- [Short problem]: Copy all lines below containing "order".

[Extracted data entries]
- - - -

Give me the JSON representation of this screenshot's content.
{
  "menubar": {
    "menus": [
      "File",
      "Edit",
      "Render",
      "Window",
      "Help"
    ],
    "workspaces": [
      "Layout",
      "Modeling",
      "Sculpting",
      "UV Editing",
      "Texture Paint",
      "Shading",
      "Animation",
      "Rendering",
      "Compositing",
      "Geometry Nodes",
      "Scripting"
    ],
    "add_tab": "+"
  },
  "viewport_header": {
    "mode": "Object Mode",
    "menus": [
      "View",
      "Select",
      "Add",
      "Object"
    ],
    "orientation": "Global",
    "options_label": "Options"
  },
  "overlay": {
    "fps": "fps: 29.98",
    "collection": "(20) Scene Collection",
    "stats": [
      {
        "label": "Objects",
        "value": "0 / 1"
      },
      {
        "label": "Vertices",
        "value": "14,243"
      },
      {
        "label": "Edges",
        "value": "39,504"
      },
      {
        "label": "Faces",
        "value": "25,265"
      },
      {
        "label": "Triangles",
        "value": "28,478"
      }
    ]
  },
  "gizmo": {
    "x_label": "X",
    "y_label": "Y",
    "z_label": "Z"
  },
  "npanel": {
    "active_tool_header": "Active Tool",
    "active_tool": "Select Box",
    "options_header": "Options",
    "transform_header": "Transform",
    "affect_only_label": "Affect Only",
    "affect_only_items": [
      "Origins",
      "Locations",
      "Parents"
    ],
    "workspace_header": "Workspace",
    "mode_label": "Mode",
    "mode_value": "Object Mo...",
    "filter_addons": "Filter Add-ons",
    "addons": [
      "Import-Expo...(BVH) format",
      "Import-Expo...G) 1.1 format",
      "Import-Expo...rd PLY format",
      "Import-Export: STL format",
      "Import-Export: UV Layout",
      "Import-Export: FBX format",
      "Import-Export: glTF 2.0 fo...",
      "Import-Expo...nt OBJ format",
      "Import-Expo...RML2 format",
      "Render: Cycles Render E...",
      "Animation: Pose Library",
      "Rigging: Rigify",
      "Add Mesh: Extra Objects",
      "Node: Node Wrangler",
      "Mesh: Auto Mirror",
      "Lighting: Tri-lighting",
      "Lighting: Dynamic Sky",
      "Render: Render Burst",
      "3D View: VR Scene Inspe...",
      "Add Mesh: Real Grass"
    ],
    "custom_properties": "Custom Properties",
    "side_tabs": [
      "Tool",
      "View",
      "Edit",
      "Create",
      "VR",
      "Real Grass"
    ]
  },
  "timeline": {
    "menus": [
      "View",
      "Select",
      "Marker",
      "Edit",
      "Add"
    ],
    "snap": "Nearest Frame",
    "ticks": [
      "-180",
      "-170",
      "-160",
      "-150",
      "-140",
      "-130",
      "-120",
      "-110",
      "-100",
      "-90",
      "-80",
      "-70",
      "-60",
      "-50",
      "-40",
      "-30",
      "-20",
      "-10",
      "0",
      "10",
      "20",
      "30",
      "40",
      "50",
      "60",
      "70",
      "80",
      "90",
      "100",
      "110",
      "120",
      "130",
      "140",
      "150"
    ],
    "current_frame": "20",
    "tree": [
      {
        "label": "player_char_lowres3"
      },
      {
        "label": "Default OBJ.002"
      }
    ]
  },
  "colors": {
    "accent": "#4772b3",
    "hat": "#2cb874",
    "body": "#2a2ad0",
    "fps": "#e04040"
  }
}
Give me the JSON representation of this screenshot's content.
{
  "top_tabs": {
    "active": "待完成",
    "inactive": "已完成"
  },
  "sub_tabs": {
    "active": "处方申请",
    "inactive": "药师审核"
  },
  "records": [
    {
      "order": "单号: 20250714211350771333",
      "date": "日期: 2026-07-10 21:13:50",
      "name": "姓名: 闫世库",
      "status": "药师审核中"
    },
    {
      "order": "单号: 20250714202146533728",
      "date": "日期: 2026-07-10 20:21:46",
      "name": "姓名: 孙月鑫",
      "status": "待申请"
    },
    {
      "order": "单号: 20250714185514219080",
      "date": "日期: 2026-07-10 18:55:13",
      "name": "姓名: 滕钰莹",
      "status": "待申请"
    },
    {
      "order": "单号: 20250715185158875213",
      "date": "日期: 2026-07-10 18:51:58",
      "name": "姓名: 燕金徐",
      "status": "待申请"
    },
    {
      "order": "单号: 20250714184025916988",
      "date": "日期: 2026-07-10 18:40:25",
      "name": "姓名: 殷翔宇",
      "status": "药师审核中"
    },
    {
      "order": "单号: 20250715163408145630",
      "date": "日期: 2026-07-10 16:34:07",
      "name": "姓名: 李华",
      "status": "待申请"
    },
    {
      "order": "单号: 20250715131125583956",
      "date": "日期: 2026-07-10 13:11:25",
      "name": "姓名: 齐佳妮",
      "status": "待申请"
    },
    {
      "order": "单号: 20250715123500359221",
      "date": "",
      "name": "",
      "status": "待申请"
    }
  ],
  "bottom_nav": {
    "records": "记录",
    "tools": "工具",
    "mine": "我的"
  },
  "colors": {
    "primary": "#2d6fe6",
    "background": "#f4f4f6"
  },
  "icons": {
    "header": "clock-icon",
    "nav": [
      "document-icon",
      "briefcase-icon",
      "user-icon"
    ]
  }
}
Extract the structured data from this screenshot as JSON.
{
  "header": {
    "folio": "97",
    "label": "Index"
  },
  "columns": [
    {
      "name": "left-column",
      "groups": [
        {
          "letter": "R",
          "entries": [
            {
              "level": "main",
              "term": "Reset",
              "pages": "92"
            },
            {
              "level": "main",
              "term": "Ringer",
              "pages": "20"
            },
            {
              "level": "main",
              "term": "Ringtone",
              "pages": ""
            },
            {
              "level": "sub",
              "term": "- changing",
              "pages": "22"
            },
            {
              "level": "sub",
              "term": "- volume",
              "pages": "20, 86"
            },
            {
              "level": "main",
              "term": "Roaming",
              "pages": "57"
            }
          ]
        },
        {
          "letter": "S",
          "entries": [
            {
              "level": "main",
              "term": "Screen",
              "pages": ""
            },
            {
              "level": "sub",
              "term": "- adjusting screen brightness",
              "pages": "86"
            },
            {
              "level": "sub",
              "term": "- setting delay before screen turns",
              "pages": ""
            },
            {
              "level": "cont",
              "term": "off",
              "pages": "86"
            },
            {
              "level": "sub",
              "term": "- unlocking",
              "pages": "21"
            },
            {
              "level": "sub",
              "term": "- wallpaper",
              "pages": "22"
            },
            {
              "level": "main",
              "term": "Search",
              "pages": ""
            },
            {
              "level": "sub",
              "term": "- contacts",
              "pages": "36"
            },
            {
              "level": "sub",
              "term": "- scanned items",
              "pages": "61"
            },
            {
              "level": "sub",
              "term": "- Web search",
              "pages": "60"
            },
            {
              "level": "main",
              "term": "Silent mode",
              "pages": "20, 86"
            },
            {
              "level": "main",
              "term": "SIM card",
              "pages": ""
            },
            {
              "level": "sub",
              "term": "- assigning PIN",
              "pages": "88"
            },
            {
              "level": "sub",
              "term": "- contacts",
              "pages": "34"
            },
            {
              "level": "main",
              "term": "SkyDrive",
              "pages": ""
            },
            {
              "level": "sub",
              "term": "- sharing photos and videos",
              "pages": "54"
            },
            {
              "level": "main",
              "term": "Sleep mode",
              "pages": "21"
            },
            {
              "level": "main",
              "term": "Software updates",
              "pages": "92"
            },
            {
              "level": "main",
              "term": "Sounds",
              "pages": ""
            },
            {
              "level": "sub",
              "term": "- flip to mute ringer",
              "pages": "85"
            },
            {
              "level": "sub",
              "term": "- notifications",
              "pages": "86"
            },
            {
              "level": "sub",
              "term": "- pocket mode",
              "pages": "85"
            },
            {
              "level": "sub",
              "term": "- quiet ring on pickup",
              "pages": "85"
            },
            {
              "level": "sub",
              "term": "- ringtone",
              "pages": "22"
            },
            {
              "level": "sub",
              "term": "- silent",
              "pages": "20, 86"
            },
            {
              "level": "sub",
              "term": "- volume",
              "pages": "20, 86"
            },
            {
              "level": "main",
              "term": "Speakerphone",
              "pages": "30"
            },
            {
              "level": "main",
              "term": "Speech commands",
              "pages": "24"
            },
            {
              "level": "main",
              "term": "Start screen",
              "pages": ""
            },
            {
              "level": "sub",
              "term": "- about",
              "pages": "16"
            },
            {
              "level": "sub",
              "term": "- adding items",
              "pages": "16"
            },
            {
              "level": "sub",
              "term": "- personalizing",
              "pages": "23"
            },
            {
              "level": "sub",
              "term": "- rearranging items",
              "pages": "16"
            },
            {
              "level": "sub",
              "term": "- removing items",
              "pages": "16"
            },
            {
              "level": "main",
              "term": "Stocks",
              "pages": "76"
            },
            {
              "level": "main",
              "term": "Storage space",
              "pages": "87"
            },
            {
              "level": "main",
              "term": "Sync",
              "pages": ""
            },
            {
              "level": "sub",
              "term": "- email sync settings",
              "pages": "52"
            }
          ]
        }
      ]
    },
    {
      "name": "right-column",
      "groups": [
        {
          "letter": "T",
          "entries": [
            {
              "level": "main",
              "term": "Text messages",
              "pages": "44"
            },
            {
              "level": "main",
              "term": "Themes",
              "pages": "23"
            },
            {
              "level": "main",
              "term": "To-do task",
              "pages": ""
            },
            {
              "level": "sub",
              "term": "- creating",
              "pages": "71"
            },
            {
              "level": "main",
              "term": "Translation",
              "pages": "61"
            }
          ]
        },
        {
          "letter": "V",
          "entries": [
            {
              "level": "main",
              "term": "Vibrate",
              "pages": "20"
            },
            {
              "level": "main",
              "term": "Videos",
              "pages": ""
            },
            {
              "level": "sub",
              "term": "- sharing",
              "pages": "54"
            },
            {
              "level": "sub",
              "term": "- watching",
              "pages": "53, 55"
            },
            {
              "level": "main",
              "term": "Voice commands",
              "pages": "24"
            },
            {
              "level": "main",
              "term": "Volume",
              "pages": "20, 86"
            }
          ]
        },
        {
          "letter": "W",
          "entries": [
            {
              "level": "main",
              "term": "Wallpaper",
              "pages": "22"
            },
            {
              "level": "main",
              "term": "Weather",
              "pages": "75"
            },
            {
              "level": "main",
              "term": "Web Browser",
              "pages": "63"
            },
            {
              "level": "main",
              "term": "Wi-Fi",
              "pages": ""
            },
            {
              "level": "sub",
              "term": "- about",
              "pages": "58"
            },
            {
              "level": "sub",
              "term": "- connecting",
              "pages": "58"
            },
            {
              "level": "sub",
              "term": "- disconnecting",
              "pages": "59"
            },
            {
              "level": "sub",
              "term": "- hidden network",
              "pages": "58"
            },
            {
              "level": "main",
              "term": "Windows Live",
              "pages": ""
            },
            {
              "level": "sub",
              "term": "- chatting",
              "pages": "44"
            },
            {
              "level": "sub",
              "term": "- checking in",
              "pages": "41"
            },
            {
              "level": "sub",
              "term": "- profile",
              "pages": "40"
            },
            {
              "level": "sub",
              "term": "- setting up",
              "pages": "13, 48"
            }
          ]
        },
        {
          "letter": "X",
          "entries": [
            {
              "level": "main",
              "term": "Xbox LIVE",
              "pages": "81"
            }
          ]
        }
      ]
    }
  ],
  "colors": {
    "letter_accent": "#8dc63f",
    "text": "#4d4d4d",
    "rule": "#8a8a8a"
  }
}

- - - -

- [Answer]:
      "order": "单号: 20250714211350771333",
      "order": "单号: 20250714202146533728",
      "order": "单号: 20250714185514219080",
      "order": "单号: 20250715185158875213",
      "order": "单号: 20250714184025916988",
      "order": "单号: 20250715163408145630",
      "order": "单号: 20250715131125583956",
      "order": "单号: 20250715123500359221",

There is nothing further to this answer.